TASK ITEM
Each line of the data below holding the word "scrollbar" must be copied.

[Stored data entries]
————

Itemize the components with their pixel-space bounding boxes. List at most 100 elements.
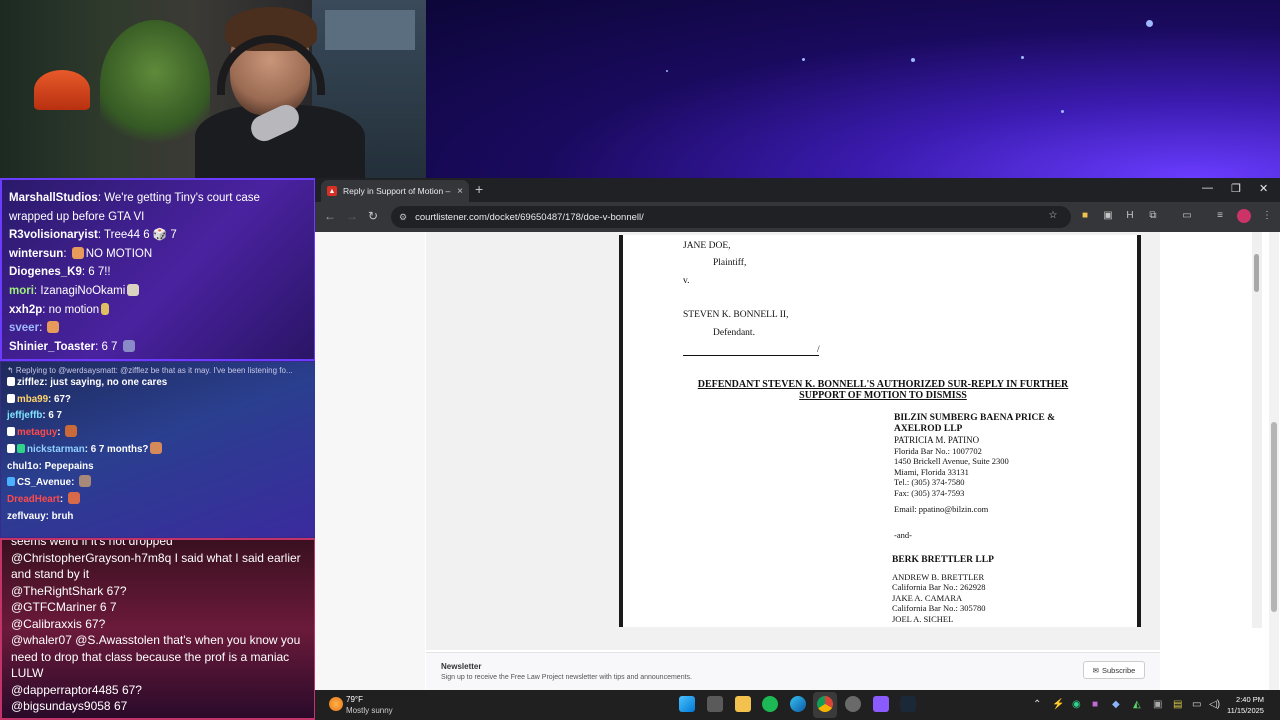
app-icon[interactable] [873,696,889,712]
chat-username[interactable]: @Calibraxxis [11,617,82,631]
browser-tab[interactable]: ▲ Reply in Support of Motion – # × [321,180,469,202]
maximize-button[interactable]: ❐ [1231,182,1241,195]
badge-icon [7,477,15,487]
chat-message: @ChristopherGrayson-h7m8q I said what I … [2,550,314,583]
page-scrollbar[interactable] [1269,232,1279,690]
emote-icon [65,425,78,438]
bookmark-star-icon[interactable]: ☆ [1047,210,1059,222]
task-view-icon[interactable] [707,696,723,712]
chrome-icon[interactable] [817,696,833,712]
browser-window: ▲ Reply in Support of Motion – # × + — ❐… [315,178,1280,690]
weather-temperature[interactable]: 79°F [346,695,363,704]
chat-username[interactable]: zeflvauy [7,511,46,522]
cast-icon[interactable]: ▭ [1181,210,1193,222]
chat-text: 6 7 months? [90,443,149,455]
tab-title: Reply in Support of Motion – # [343,186,452,196]
tray-steam-icon[interactable]: ◆ [1112,699,1120,710]
tray-app-icon[interactable]: ▤ [1173,699,1182,710]
chat-username[interactable]: mori [9,285,34,297]
chat-message: chul1o: Pepepains [7,460,94,472]
chat-panel-bottom: seems weird if it's not dropped @Christo… [0,538,316,720]
tray-app-icon[interactable]: ◭ [1133,699,1141,710]
chat-username[interactable]: R3volisionaryist [9,229,98,241]
weather-sun-icon[interactable] [329,697,343,711]
taskbar-clock[interactable]: 2:40 PM 11/15/2025 [1227,694,1264,716]
tray-overflow-icon[interactable]: ⌃ [1033,699,1041,710]
chat-username[interactable]: Diogenes_K9 [9,266,82,278]
pdf-scrollbar[interactable] [1252,232,1262,628]
newsletter-banner: Newsletter Sign up to receive the Free L… [426,652,1160,690]
chat-username[interactable]: zifflez [17,377,44,388]
chat-username[interactable]: @GTFCMariner [11,600,97,614]
weather-condition[interactable]: Mostly sunny [346,706,393,715]
tray-app-icon[interactable]: ◉ [1072,699,1081,710]
document-title: DEFENDANT STEVEN K. BONNELL'S AUTHORIZED… [697,379,1069,401]
back-arrow-icon[interactable]: ← [324,209,336,223]
chat-text: Pepepains [44,460,94,472]
chat-message: @bigsundays9058 67 [2,698,314,715]
defendant-label: Defendant. [713,328,755,338]
chat-username[interactable]: mba99 [17,394,48,405]
tab-strip: ▲ Reply in Support of Motion – # × + — ❐… [315,178,1280,202]
spotify-icon[interactable] [762,696,778,712]
chat-username[interactable]: DreadHeart [7,494,60,505]
chat-username[interactable]: nickstarman [27,444,85,455]
site-info-icon[interactable]: ⚙ [399,212,407,223]
extensions-puzzle-icon[interactable]: ⧉ [1147,210,1159,222]
forward-arrow-icon[interactable]: → [346,209,358,223]
pdf-viewer[interactable]: JANE DOE, Plaintiff, v. STEVEN K. BONNEL… [426,232,1262,650]
chat-username[interactable]: xxh2p [9,304,42,316]
chat-message: R3volisionaryist: Tree44 6 🎲 7 [9,229,177,242]
chat-username[interactable]: chul1o [7,461,39,472]
chat-message: metaguy: [1,425,315,442]
chat-username[interactable]: Shinier_Toaster [9,341,95,353]
tray-app-icon[interactable]: ■ [1092,699,1098,710]
menu-kebab-icon[interactable]: ⋮ [1261,210,1273,222]
chat-username[interactable]: jeffjeffb [7,410,42,421]
subscribe-button[interactable]: ✉ Subscribe [1083,661,1145,679]
chat-username[interactable]: MarshallStudios [9,192,98,204]
chat-username[interactable]: metaguy [17,427,57,438]
chat-username[interactable]: wintersun [9,248,63,260]
reload-icon[interactable]: ↻ [368,209,378,223]
chat-username[interactable]: @TheRightShark [11,584,103,598]
wallpaper-star [666,70,668,72]
hn-extension-icon[interactable]: H [1124,210,1136,222]
desktop-wallpaper [426,0,1280,178]
badge-icon [17,443,25,453]
url-text: courtlistener.com/docket/69650487/178/do… [415,211,644,223]
chat-username[interactable]: @ChristopherGrayson-h7m8q [11,551,171,565]
media-controls-icon[interactable]: ≡ [1214,210,1226,222]
folder-extension-icon[interactable]: ■ [1079,210,1091,222]
trash-extension-icon[interactable]: ▣ [1102,210,1114,222]
profile-avatar[interactable] [1237,209,1251,223]
close-tab-icon[interactable]: × [457,186,463,197]
page-scroll-thumb[interactable] [1271,422,1277,612]
minimize-button[interactable]: — [1202,182,1213,194]
close-window-button[interactable]: ✕ [1259,182,1268,195]
edge-icon[interactable] [790,696,806,712]
pdf-scroll-thumb[interactable] [1254,254,1259,292]
chat-username[interactable]: @dapperraptor4485 [11,683,119,697]
tray-app-icon[interactable]: ⚡ [1052,699,1064,710]
firm2-line: JOEL A. SICHEL [892,614,954,624]
chat-username[interactable]: @whaler07 [11,633,72,647]
network-icon[interactable]: ▭ [1192,699,1201,710]
tray-app-icon[interactable]: ▣ [1153,699,1162,710]
volume-icon[interactable]: ◁) [1209,699,1220,710]
obs-icon[interactable] [845,696,861,712]
chat-username[interactable]: CS_Avenue [17,477,71,488]
firm1-line: Fax: (305) 374-7593 [894,488,965,498]
emote-icon [150,441,163,454]
address-bar[interactable]: ⚙ courtlistener.com/docket/69650487/178/… [391,206,1071,228]
clock-time: 2:40 PM [1236,695,1264,704]
new-tab-button[interactable]: + [475,181,483,197]
chat-text: 67 [113,699,128,713]
chat-message: @Calibraxxis 67? [2,616,314,633]
steam-icon[interactable] [900,696,916,712]
chat-username[interactable]: sveer [9,322,39,334]
file-explorer-icon[interactable] [735,696,751,712]
chat-username[interactable]: @bigsundays9058 [11,699,111,713]
start-windows-icon[interactable] [679,696,695,712]
chat-text: 67? [85,616,106,631]
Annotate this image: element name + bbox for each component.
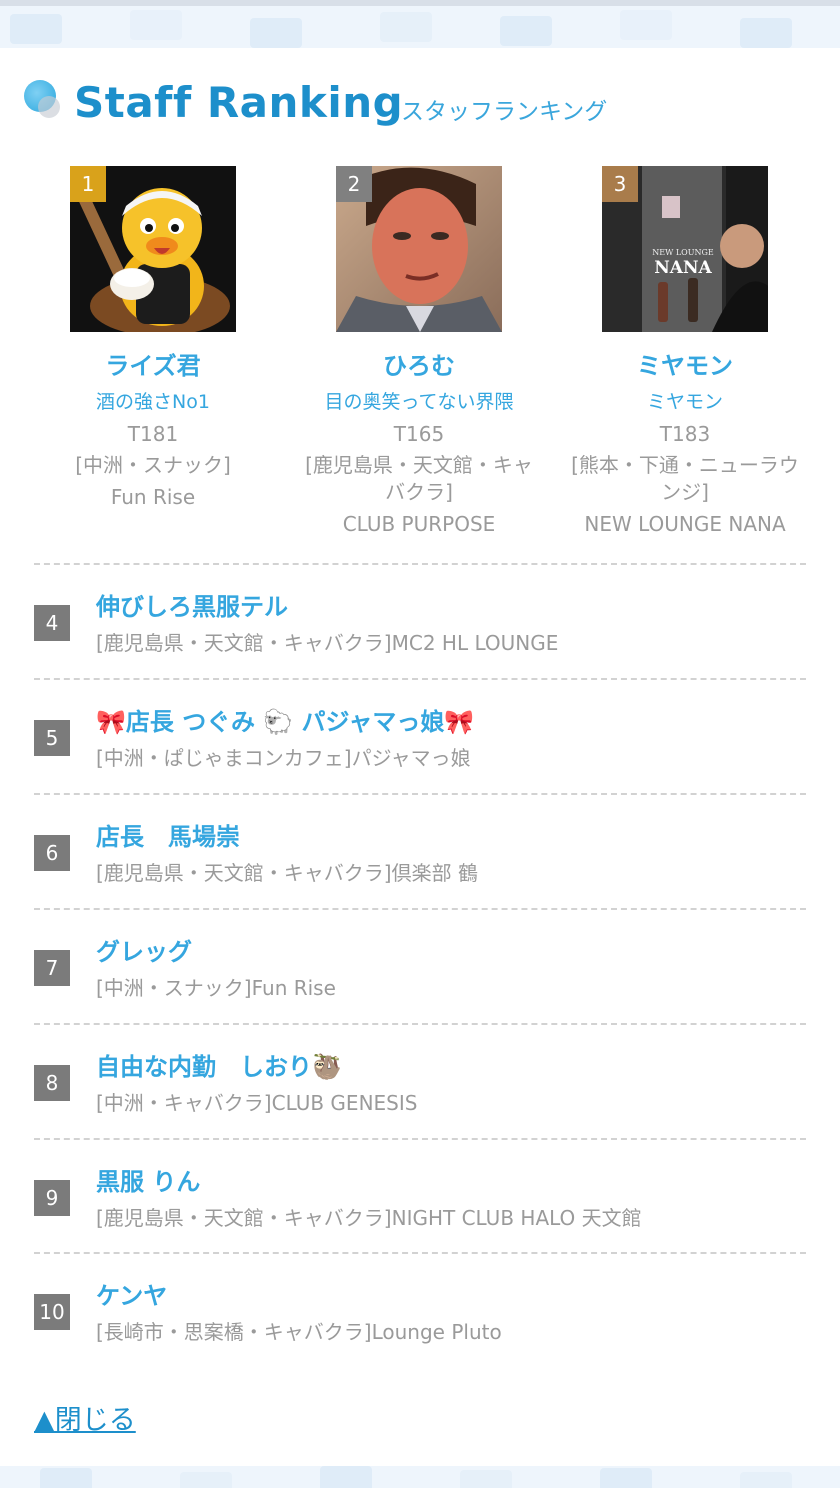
staff-shop-info: [鹿児島県・天文館・キャバクラ]倶楽部 鶴 [96, 861, 478, 885]
staff-name[interactable]: 🎀店長 つぐみ 🐑 パジャマっ娘🎀 [96, 702, 474, 737]
staff-catchphrase: ミヤモン [646, 391, 723, 413]
ranking-card-3[interactable]: 3 NEW LOUNGE NANA ミヤモン ミヤモン T183 [熊本・下通・… [552, 166, 818, 536]
staff-shop: Fun Rise [110, 485, 196, 509]
ranking-row-6[interactable]: 6 店長 馬場崇 [鹿児島県・天文館・キャバクラ]倶楽部 鶴 [34, 795, 806, 909]
staff-catchphrase: 酒の強さNo1 [96, 391, 210, 413]
ranking-card-2[interactable]: 2 ひろむ 目の奥笑ってない界隈 T165 [鹿児島県・天文館・キャバクラ] C… [286, 166, 552, 536]
rank-number: 6 [34, 835, 70, 871]
ranking-row-5[interactable]: 5 🎀店長 つぐみ 🐑 パジャマっ娘🎀 [中洲・ぱじゃまコンカフェ]パジャマっ娘 [34, 680, 806, 794]
staff-shop-info: [中洲・キャバクラ]CLUB GENESIS [96, 1091, 418, 1115]
staff-height: T165 [393, 422, 445, 446]
staff-photo[interactable]: 3 NEW LOUNGE NANA [602, 166, 768, 332]
staff-shop-info: [鹿児島県・天文館・キャバクラ]MC2 HL LOUNGE [96, 631, 559, 655]
staff-name[interactable]: グレッグ [96, 932, 192, 967]
rank-number: 8 [34, 1065, 70, 1101]
staff-area: [中洲・スナック] [75, 453, 231, 477]
staff-name[interactable]: ライズ君 [20, 346, 286, 381]
staff-shop-info: [長崎市・思案橋・キャバクラ]Lounge Pluto [96, 1320, 502, 1344]
rank-badge: 2 [336, 166, 372, 202]
staff-name[interactable]: ひろむ [286, 346, 552, 381]
photo-sign: NANA [654, 258, 712, 278]
ranking-row-4[interactable]: 4 伸びしろ黒服テル [鹿児島県・天文館・キャバクラ]MC2 HL LOUNGE [34, 565, 806, 679]
rank-number: 9 [34, 1180, 70, 1216]
rank-number: 4 [34, 605, 70, 641]
section-header: Staff Ranking スタッフランキング [24, 78, 814, 136]
mascot-photo[interactable]: 1 [70, 166, 236, 332]
bubble-small-icon [38, 96, 60, 118]
staff-name[interactable]: ケンヤ [96, 1276, 167, 1311]
rank-badge: 1 [70, 166, 106, 202]
close-link[interactable]: ▲閉じる [34, 1398, 136, 1437]
staff-shop: CLUB PURPOSE [342, 512, 496, 536]
staff-shop-info: [中洲・ぱじゃまコンカフェ]パジャマっ娘 [96, 746, 471, 770]
photo-sign-small: NEW LOUNGE [652, 248, 714, 257]
rank-number: 7 [34, 950, 70, 986]
staff-shop: NEW LOUNGE NANA [584, 512, 786, 536]
rank-badge: 3 [602, 166, 638, 202]
staff-shop-info: [中洲・スナック]Fun Rise [96, 976, 336, 1000]
staff-height: T181 [127, 422, 179, 446]
section-subtitle: スタッフランキング [401, 99, 608, 125]
rank-number: 10 [34, 1294, 70, 1330]
staff-name[interactable]: 自由な内勤 しおり🦥 [96, 1047, 342, 1082]
top-decorative-band [0, 0, 840, 48]
ranking-row-8[interactable]: 8 自由な内勤 しおり🦥 [中洲・キャバクラ]CLUB GENESIS [34, 1025, 806, 1139]
staff-name[interactable]: ミヤモン [552, 346, 818, 381]
staff-photo[interactable]: 2 [336, 166, 502, 332]
bottom-decorative-band [0, 1466, 840, 1488]
staff-height: T183 [659, 422, 711, 446]
ranking-row-7[interactable]: 7 グレッグ [中洲・スナック]Fun Rise [34, 910, 806, 1024]
top3-ranking: 1 ライズ君 酒の強さNo1 T181 [中洲・スナック] Fun Rise 2… [20, 166, 820, 546]
staff-area: [熊本・下通・ニューラウンジ] [571, 453, 799, 504]
ranking-row-10[interactable]: 10 ケンヤ [長崎市・思案橋・キャバクラ]Lounge Pluto [34, 1254, 806, 1368]
rank-number: 5 [34, 720, 70, 756]
staff-name[interactable]: 黒服 りん [96, 1162, 200, 1197]
ranking-row-9[interactable]: 9 黒服 りん [鹿児島県・天文館・キャバクラ]NIGHT CLUB HALO … [34, 1140, 806, 1254]
staff-area: [鹿児島県・天文館・キャバクラ] [305, 453, 533, 504]
staff-name[interactable]: 店長 馬場崇 [96, 817, 240, 852]
staff-name[interactable]: 伸びしろ黒服テル [96, 587, 288, 622]
section-title: Staff Ranking [74, 78, 404, 127]
staff-catchphrase: 目の奥笑ってない界隈 [324, 391, 514, 413]
staff-shop-info: [鹿児島県・天文館・キャバクラ]NIGHT CLUB HALO 天文館 [96, 1206, 642, 1230]
ranking-card-1[interactable]: 1 ライズ君 酒の強さNo1 T181 [中洲・スナック] Fun Rise [20, 166, 286, 509]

————

EXPECTED ANSWER
page-scrollbar[interactable] [1269,232,1279,690]
pdf-scrollbar[interactable] [1252,232,1262,628]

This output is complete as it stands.